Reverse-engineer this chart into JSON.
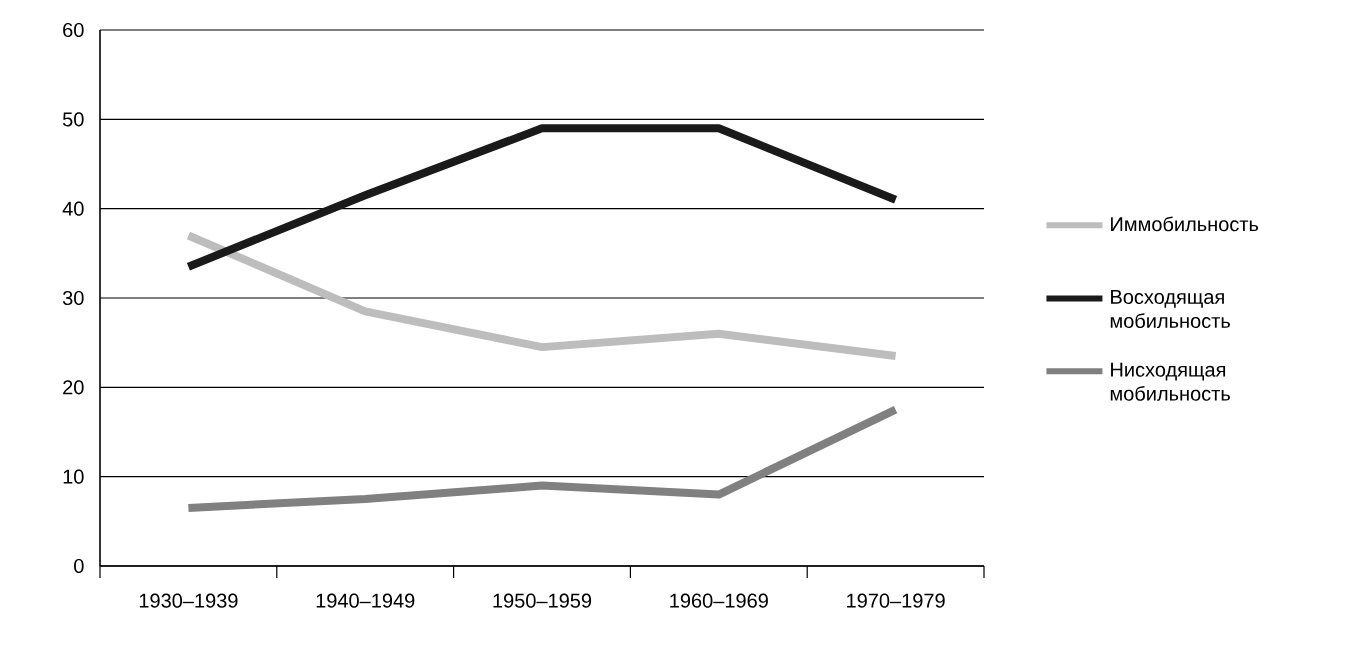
{
  "chart_data": {
    "type": "line",
    "categories": [
      "1930–1939",
      "1940–1949",
      "1950–1959",
      "1960–1969",
      "1970–1979"
    ],
    "series": [
      {
        "name": "Иммобильность",
        "color": "#bdbdbd",
        "values": [
          37,
          28.5,
          24.5,
          26,
          23.5
        ]
      },
      {
        "name": "Восходящая мобильность",
        "color": "#1a1a1a",
        "values": [
          33.5,
          41.5,
          49,
          49,
          41
        ]
      },
      {
        "name": "Нисходящая мобильность",
        "color": "#808080",
        "values": [
          6.5,
          7.5,
          9,
          8,
          17.5
        ]
      }
    ],
    "ylim": [
      0,
      60
    ],
    "yticks": [
      0,
      10,
      20,
      30,
      40,
      50,
      60
    ],
    "grid": "y",
    "legend": "right",
    "line_style": "solid",
    "marker": "none"
  }
}
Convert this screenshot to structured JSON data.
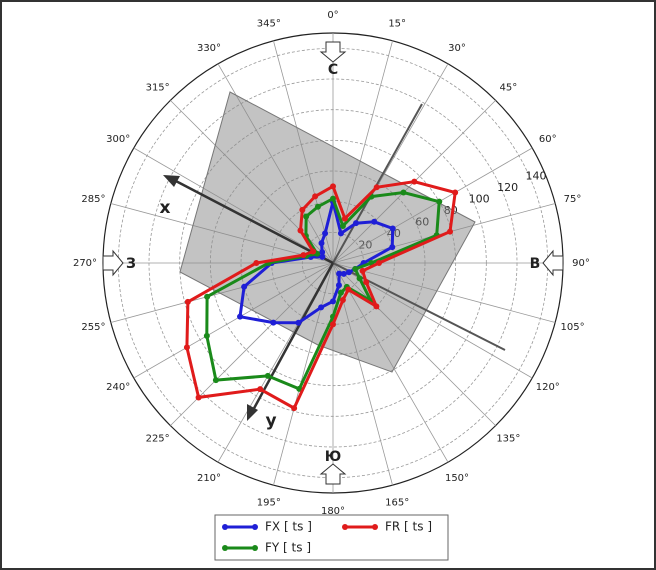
{
  "chart_data": {
    "type": "polar",
    "theta": [
      0,
      15,
      30,
      45,
      60,
      75,
      90,
      105,
      120,
      135,
      150,
      165,
      180,
      195,
      210,
      225,
      240,
      255,
      270,
      285,
      300,
      315,
      330,
      345
    ],
    "series": [
      {
        "name": "FX [ ts ]",
        "color": "#1f1fd6",
        "values": [
          40,
          20,
          30,
          38,
          45,
          40,
          20,
          15,
          12,
          10,
          8,
          15,
          25,
          30,
          45,
          55,
          70,
          60,
          40,
          15,
          8,
          10,
          15,
          20
        ]
      },
      {
        "name": "FY [ ts ]",
        "color": "#1a8a1a",
        "values": [
          42,
          25,
          50,
          65,
          80,
          70,
          25,
          15,
          20,
          35,
          18,
          20,
          35,
          85,
          85,
          108,
          95,
          85,
          42,
          18,
          12,
          25,
          35,
          38
        ]
      },
      {
        "name": "FR [ ts ]",
        "color": "#e01b1b",
        "values": [
          50,
          30,
          57,
          75,
          92,
          79,
          30,
          20,
          25,
          40,
          20,
          25,
          40,
          98,
          95,
          124,
          110,
          98,
          50,
          20,
          15,
          30,
          40,
          45
        ]
      }
    ],
    "rlim": [
      0,
      150
    ],
    "rticks": [
      20,
      40,
      60,
      80,
      100,
      120,
      140
    ],
    "thetaticks": [
      {
        "value": 0,
        "label": "0°"
      },
      {
        "value": 15,
        "label": "15°"
      },
      {
        "value": 30,
        "label": "30°"
      },
      {
        "value": 45,
        "label": "45°"
      },
      {
        "value": 60,
        "label": "60°"
      },
      {
        "value": 75,
        "label": "75°"
      },
      {
        "value": 90,
        "label": "90°"
      },
      {
        "value": 105,
        "label": "105°"
      },
      {
        "value": 120,
        "label": "120°"
      },
      {
        "value": 135,
        "label": "135°"
      },
      {
        "value": 150,
        "label": "150°"
      },
      {
        "value": 165,
        "label": "165°"
      },
      {
        "value": 180,
        "label": "180°"
      },
      {
        "value": 195,
        "label": "195°"
      },
      {
        "value": 210,
        "label": "210°"
      },
      {
        "value": 225,
        "label": "225°"
      },
      {
        "value": 240,
        "label": "240°"
      },
      {
        "value": 255,
        "label": "255°"
      },
      {
        "value": 270,
        "label": "270°"
      },
      {
        "value": 285,
        "label": "285°"
      },
      {
        "value": 300,
        "label": "300°"
      },
      {
        "value": 315,
        "label": "315°"
      },
      {
        "value": 330,
        "label": "330°"
      },
      {
        "value": 345,
        "label": "345°"
      }
    ],
    "direction_labels": {
      "north": "С",
      "east": "В",
      "south": "Ю",
      "west": "З"
    },
    "axis_labels": {
      "x": "x",
      "y": "y"
    },
    "grid": true,
    "legend": "bottom"
  }
}
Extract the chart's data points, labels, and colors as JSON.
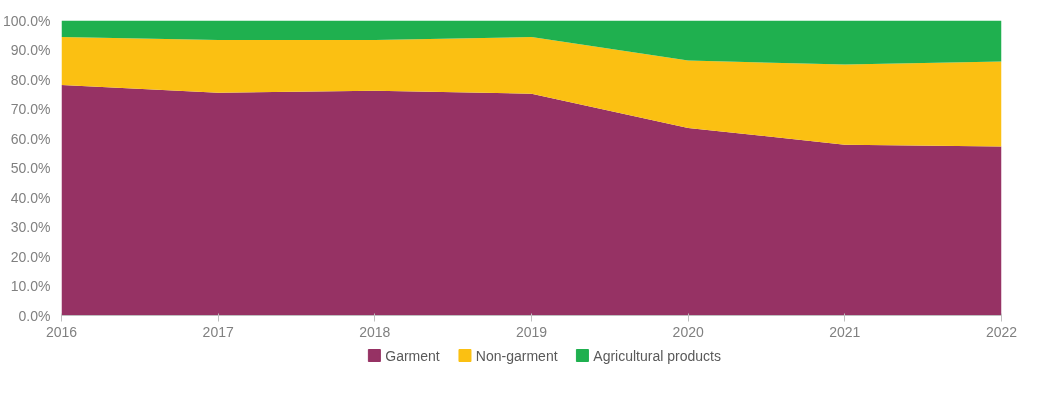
{
  "chart_data": {
    "type": "area",
    "stacked": true,
    "x": [
      2016,
      2017,
      2018,
      2019,
      2020,
      2021,
      2022
    ],
    "xlim": [
      2016,
      2022
    ],
    "xticks": [
      2016,
      2017,
      2018,
      2019,
      2020,
      2021,
      2022
    ],
    "ylim": [
      0,
      100
    ],
    "yticks": [
      {
        "value": 0,
        "label": "0.0%"
      },
      {
        "value": 10,
        "label": "10.0%"
      },
      {
        "value": 20,
        "label": "20.0%"
      },
      {
        "value": 30,
        "label": "30.0%"
      },
      {
        "value": 40,
        "label": "40.0%"
      },
      {
        "value": 50,
        "label": "50.0%"
      },
      {
        "value": 60,
        "label": "60.0%"
      },
      {
        "value": 70,
        "label": "70.0%"
      },
      {
        "value": 80,
        "label": "80.0%"
      },
      {
        "value": 90,
        "label": "90.0%"
      },
      {
        "value": 100,
        "label": "100.0%"
      }
    ],
    "series": [
      {
        "name": "Garment",
        "color": "#963264",
        "values": [
          78.1,
          75.5,
          76.2,
          75.2,
          63.6,
          57.9,
          57.3
        ]
      },
      {
        "name": "Non-garment",
        "color": "#fbc012",
        "values": [
          16.3,
          17.9,
          17.2,
          19.2,
          22.8,
          27.2,
          28.8
        ]
      },
      {
        "name": "Agricultural products",
        "color": "#1fb04f",
        "values": [
          5.6,
          6.6,
          6.6,
          5.6,
          13.6,
          14.9,
          13.9
        ]
      }
    ],
    "grid": false,
    "legend": "bottom"
  }
}
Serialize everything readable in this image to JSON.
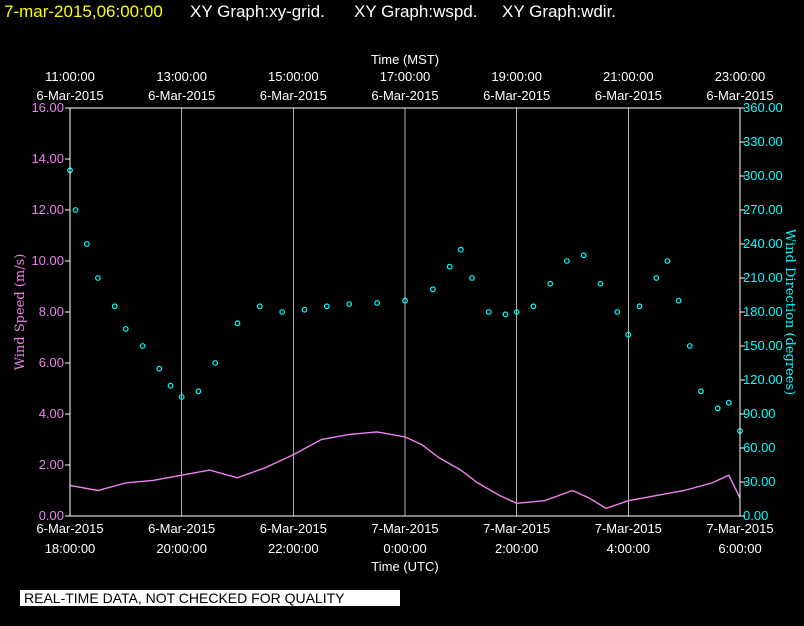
{
  "header": {
    "timestamp": "7-mar-2015,06:00:00",
    "graphs": [
      "XY Graph:xy-grid.",
      "XY Graph:wspd.",
      "XY Graph:wdir."
    ]
  },
  "disclaimer": "REAL-TIME DATA, NOT CHECKED FOR QUALITY",
  "colors": {
    "speed": "#ee82ee",
    "direction": "#00ffff",
    "grid": "#ffffff",
    "header_date": "#ffff00"
  },
  "chart_data": {
    "type": "scatter",
    "top_axis": {
      "label": "Time (MST)",
      "ticks": [
        {
          "line1": "11:00:00",
          "line2": "6-Mar-2015"
        },
        {
          "line1": "13:00:00",
          "line2": "6-Mar-2015"
        },
        {
          "line1": "15:00:00",
          "line2": "6-Mar-2015"
        },
        {
          "line1": "17:00:00",
          "line2": "6-Mar-2015"
        },
        {
          "line1": "19:00:00",
          "line2": "6-Mar-2015"
        },
        {
          "line1": "21:00:00",
          "line2": "6-Mar-2015"
        },
        {
          "line1": "23:00:00",
          "line2": "6-Mar-2015"
        }
      ]
    },
    "bottom_axis": {
      "label": "Time (UTC)",
      "ticks": [
        {
          "line1": "6-Mar-2015",
          "line2": "18:00:00"
        },
        {
          "line1": "6-Mar-2015",
          "line2": "20:00:00"
        },
        {
          "line1": "6-Mar-2015",
          "line2": "22:00:00"
        },
        {
          "line1": "7-Mar-2015",
          "line2": "0:00:00"
        },
        {
          "line1": "7-Mar-2015",
          "line2": "2:00:00"
        },
        {
          "line1": "7-Mar-2015",
          "line2": "4:00:00"
        },
        {
          "line1": "7-Mar-2015",
          "line2": "6:00:00"
        }
      ],
      "range_hours": [
        0,
        12
      ]
    },
    "left_axis": {
      "label": "Wind Speed (m/s)",
      "ylim": [
        0,
        16
      ],
      "ticks": [
        "0.00",
        "2.00",
        "4.00",
        "6.00",
        "8.00",
        "10.00",
        "12.00",
        "14.00",
        "16.00"
      ]
    },
    "right_axis": {
      "label": "Wind Direction (degrees)",
      "ylim": [
        0,
        360
      ],
      "ticks": [
        "0.00",
        "30.00",
        "60.00",
        "90.00",
        "120.00",
        "150.00",
        "180.00",
        "210.00",
        "240.00",
        "270.00",
        "300.00",
        "330.00",
        "360.00"
      ]
    },
    "grid": true,
    "series": [
      {
        "kind": "line",
        "axis": "left",
        "points": [
          [
            0,
            1.2
          ],
          [
            0.5,
            1.0
          ],
          [
            1,
            1.3
          ],
          [
            1.5,
            1.4
          ],
          [
            2,
            1.6
          ],
          [
            2.5,
            1.8
          ],
          [
            3,
            1.5
          ],
          [
            3.5,
            1.9
          ],
          [
            4,
            2.4
          ],
          [
            4.5,
            3.0
          ],
          [
            5,
            3.2
          ],
          [
            5.5,
            3.3
          ],
          [
            6,
            3.1
          ],
          [
            6.3,
            2.8
          ],
          [
            6.6,
            2.3
          ],
          [
            7,
            1.8
          ],
          [
            7.3,
            1.3
          ],
          [
            7.7,
            0.8
          ],
          [
            8,
            0.5
          ],
          [
            8.5,
            0.6
          ],
          [
            9,
            1.0
          ],
          [
            9.3,
            0.7
          ],
          [
            9.6,
            0.3
          ],
          [
            10,
            0.6
          ],
          [
            10.5,
            0.8
          ],
          [
            11,
            1.0
          ],
          [
            11.5,
            1.3
          ],
          [
            11.8,
            1.6
          ],
          [
            12,
            0.7
          ]
        ]
      },
      {
        "kind": "scatter",
        "axis": "right",
        "points": [
          [
            0,
            305
          ],
          [
            0.1,
            270
          ],
          [
            0.3,
            240
          ],
          [
            0.5,
            210
          ],
          [
            0.8,
            185
          ],
          [
            1,
            165
          ],
          [
            1.3,
            150
          ],
          [
            1.6,
            130
          ],
          [
            1.8,
            115
          ],
          [
            2,
            105
          ],
          [
            2.3,
            110
          ],
          [
            2.6,
            135
          ],
          [
            3,
            170
          ],
          [
            3.4,
            185
          ],
          [
            3.8,
            180
          ],
          [
            4.2,
            182
          ],
          [
            4.6,
            185
          ],
          [
            5,
            187
          ],
          [
            5.5,
            188
          ],
          [
            6,
            190
          ],
          [
            6.5,
            200
          ],
          [
            6.8,
            220
          ],
          [
            7,
            235
          ],
          [
            7.2,
            210
          ],
          [
            7.5,
            180
          ],
          [
            7.8,
            178
          ],
          [
            8,
            180
          ],
          [
            8.3,
            185
          ],
          [
            8.6,
            205
          ],
          [
            8.9,
            225
          ],
          [
            9.2,
            230
          ],
          [
            9.5,
            205
          ],
          [
            9.8,
            180
          ],
          [
            10,
            160
          ],
          [
            10.2,
            185
          ],
          [
            10.5,
            210
          ],
          [
            10.7,
            225
          ],
          [
            10.9,
            190
          ],
          [
            11.1,
            150
          ],
          [
            11.3,
            110
          ],
          [
            11.6,
            95
          ],
          [
            11.8,
            100
          ],
          [
            12,
            75
          ]
        ]
      }
    ]
  }
}
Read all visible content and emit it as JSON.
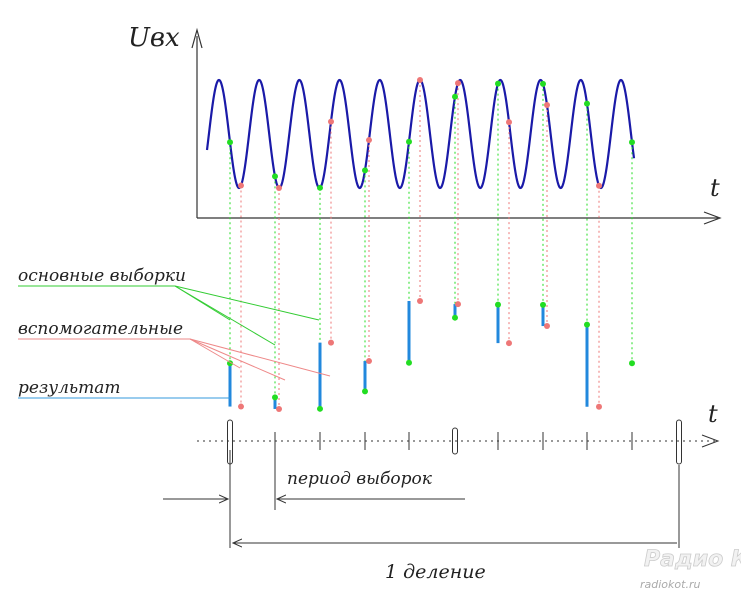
{
  "labels": {
    "y_axis": "Uвх",
    "x_axis_top": "t",
    "x_axis_bottom": "t",
    "main_samples": "основные выборки",
    "aux_samples": "вспомогательные",
    "result": "результат",
    "sample_period": "период выборок",
    "one_division": "1 деление"
  },
  "watermark": {
    "title": "Радио КОТ",
    "url": "radiokot.ru"
  },
  "colors": {
    "sine": "#1a1aa8",
    "main_sample": "#22dd22",
    "aux_sample": "#ee7777",
    "result_bar": "#2288dd",
    "axis": "#333333",
    "callout_green": "#33cc33",
    "callout_red": "#ee8888",
    "callout_blue": "#3399dd"
  }
}
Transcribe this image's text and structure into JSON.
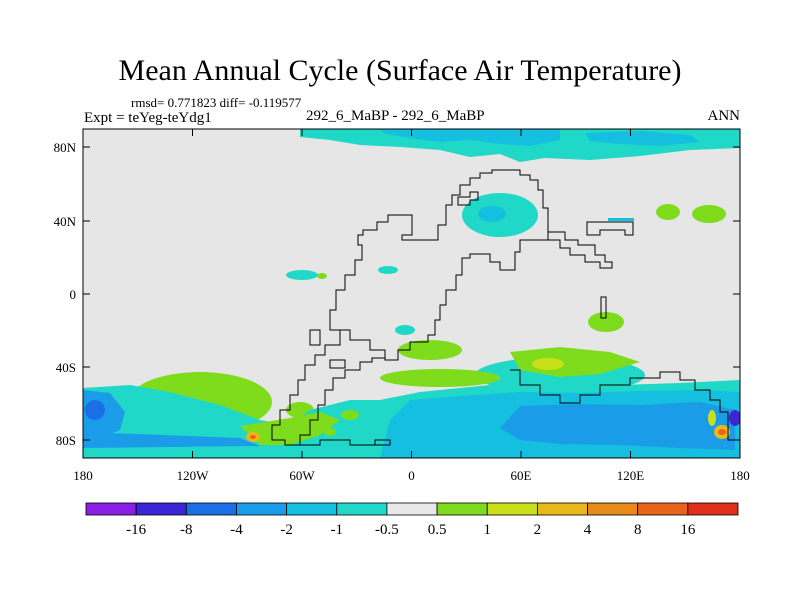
{
  "chart_data": {
    "type": "heatmap",
    "title": "Mean Annual Cycle (Surface Air Temperature)",
    "stats": "rmsd= 0.771823 diff= -0.119577",
    "experiment": "Expt = teYeg-teYdg1",
    "center_label": "292_6_MaBP - 292_6_MaBP",
    "season": "ANN",
    "x_tick_labels": [
      "180",
      "120W",
      "60W",
      "0",
      "60E",
      "120E",
      "180"
    ],
    "y_tick_labels": [
      "80N",
      "40N",
      "0",
      "40S",
      "80S"
    ],
    "xlim": [
      -180,
      180
    ],
    "ylim": [
      -90,
      90
    ],
    "colorbar": {
      "labels": [
        "-16",
        "-8",
        "-4",
        "-2",
        "-1",
        "-0.5",
        "0.5",
        "1",
        "2",
        "4",
        "8",
        "16"
      ],
      "colors": [
        "#8a1fe6",
        "#3a26d6",
        "#1a6ee6",
        "#1b9ce8",
        "#14bfe0",
        "#20d8c8",
        "#e8e8e8",
        "#7fdc1c",
        "#c8e01a",
        "#e8b81a",
        "#e88a1a",
        "#e8641a",
        "#e0301a"
      ]
    },
    "colors": {
      "background_field": "#e6e6e6",
      "warm_light": "#7fdc1c",
      "warm_mid": "#c8e01a",
      "cool_light": "#20d8c8",
      "cool_mid": "#14bfe0",
      "cool_strong": "#1b9ce8",
      "cool_deep": "#1a6ee6",
      "hot": "#e8641a"
    }
  }
}
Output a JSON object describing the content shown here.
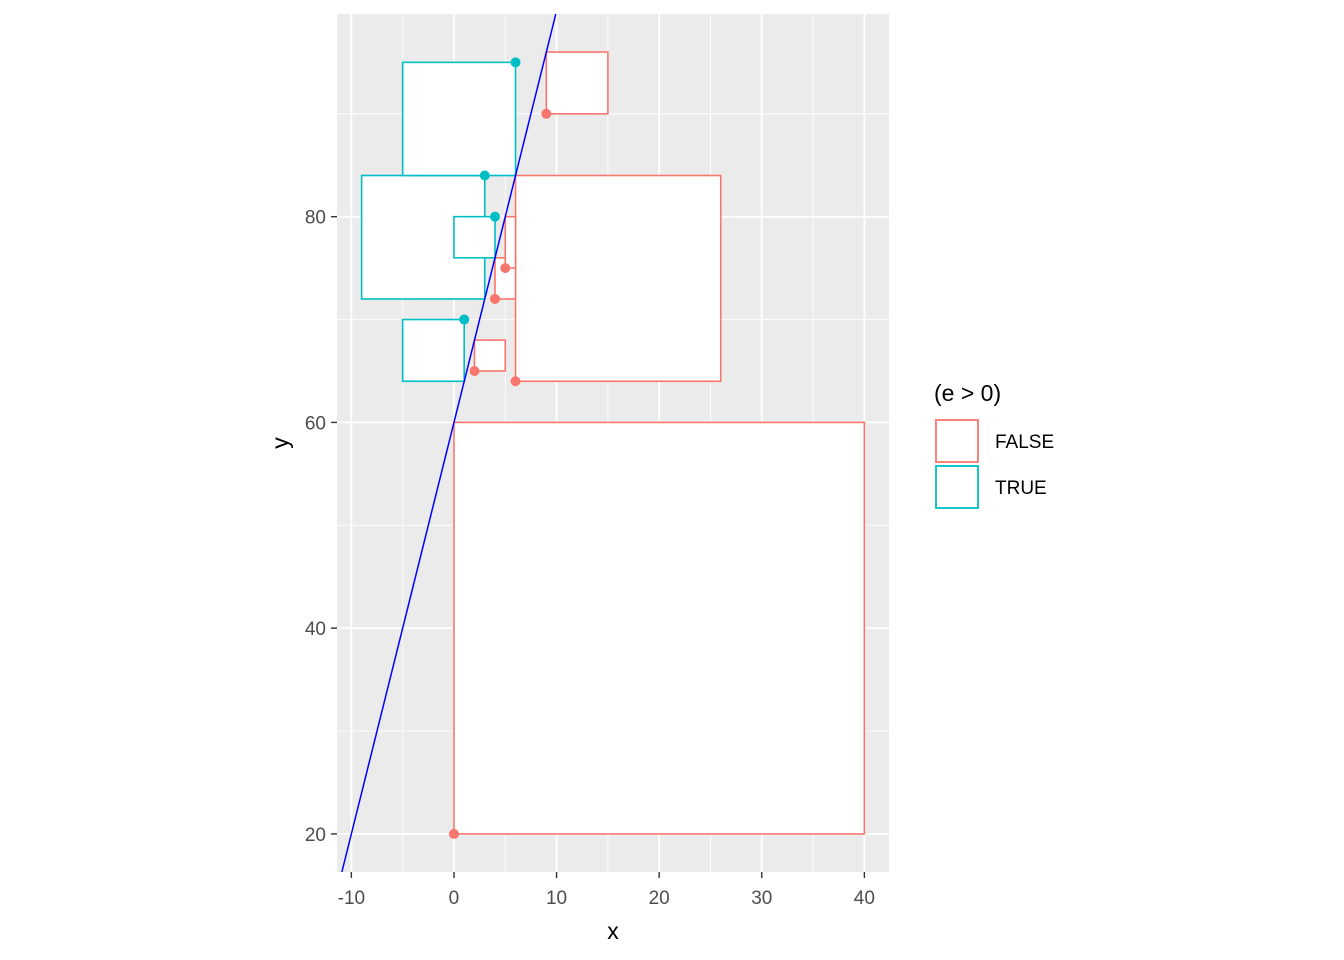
{
  "chart_data": {
    "type": "scatter",
    "title": "",
    "xlabel": "x",
    "ylabel": "y",
    "xlim": [
      -11.4,
      42.4
    ],
    "ylim": [
      16.3,
      99.7
    ],
    "x_ticks": [
      -10,
      0,
      10,
      20,
      30,
      40
    ],
    "y_ticks": [
      20,
      40,
      60,
      80
    ],
    "grid": true,
    "panel_background": "#EBEBEB",
    "legend": {
      "title": "(e > 0)",
      "position": "right",
      "entries": [
        {
          "label": "FALSE",
          "color": "#F8766D"
        },
        {
          "label": "TRUE",
          "color": "#00BFC4"
        }
      ]
    },
    "line": {
      "intercept": 60,
      "slope": 4,
      "color": "#0000FF"
    },
    "points": [
      {
        "x": 0,
        "y": 20,
        "group": "FALSE"
      },
      {
        "x": 2,
        "y": 65,
        "group": "FALSE"
      },
      {
        "x": 4,
        "y": 72,
        "group": "FALSE"
      },
      {
        "x": 5,
        "y": 75,
        "group": "FALSE"
      },
      {
        "x": 6,
        "y": 64,
        "group": "FALSE"
      },
      {
        "x": 9,
        "y": 90,
        "group": "FALSE"
      },
      {
        "x": 1,
        "y": 70,
        "group": "TRUE"
      },
      {
        "x": 3,
        "y": 84,
        "group": "TRUE"
      },
      {
        "x": 4,
        "y": 80,
        "group": "TRUE"
      },
      {
        "x": 6,
        "y": 95,
        "group": "TRUE"
      }
    ],
    "rects": [
      {
        "xmin": 0,
        "xmax": 40,
        "ymin": 20,
        "ymax": 60,
        "group": "FALSE"
      },
      {
        "xmin": 6,
        "xmax": 26,
        "ymin": 64,
        "ymax": 84,
        "group": "FALSE"
      },
      {
        "xmin": 2,
        "xmax": 5,
        "ymin": 65,
        "ymax": 68,
        "group": "FALSE"
      },
      {
        "xmin": 4,
        "xmax": 6,
        "ymin": 72,
        "ymax": 76,
        "group": "FALSE"
      },
      {
        "xmin": 5,
        "xmax": 6,
        "ymin": 75,
        "ymax": 80,
        "group": "FALSE"
      },
      {
        "xmin": 9,
        "xmax": 15,
        "ymin": 90,
        "ymax": 96,
        "group": "FALSE"
      },
      {
        "xmin": -5,
        "xmax": 1,
        "ymin": 64,
        "ymax": 70,
        "group": "TRUE"
      },
      {
        "xmin": -9,
        "xmax": 3,
        "ymin": 72,
        "ymax": 84,
        "group": "TRUE"
      },
      {
        "xmin": 0,
        "xmax": 4,
        "ymin": 76,
        "ymax": 80,
        "group": "TRUE"
      },
      {
        "xmin": -5,
        "xmax": 6,
        "ymin": 84,
        "ymax": 95,
        "group": "TRUE"
      }
    ]
  }
}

****

**Task details**
Among the entries above, how many lines include the word "title"? Reply with the number only.

**Expected output**
4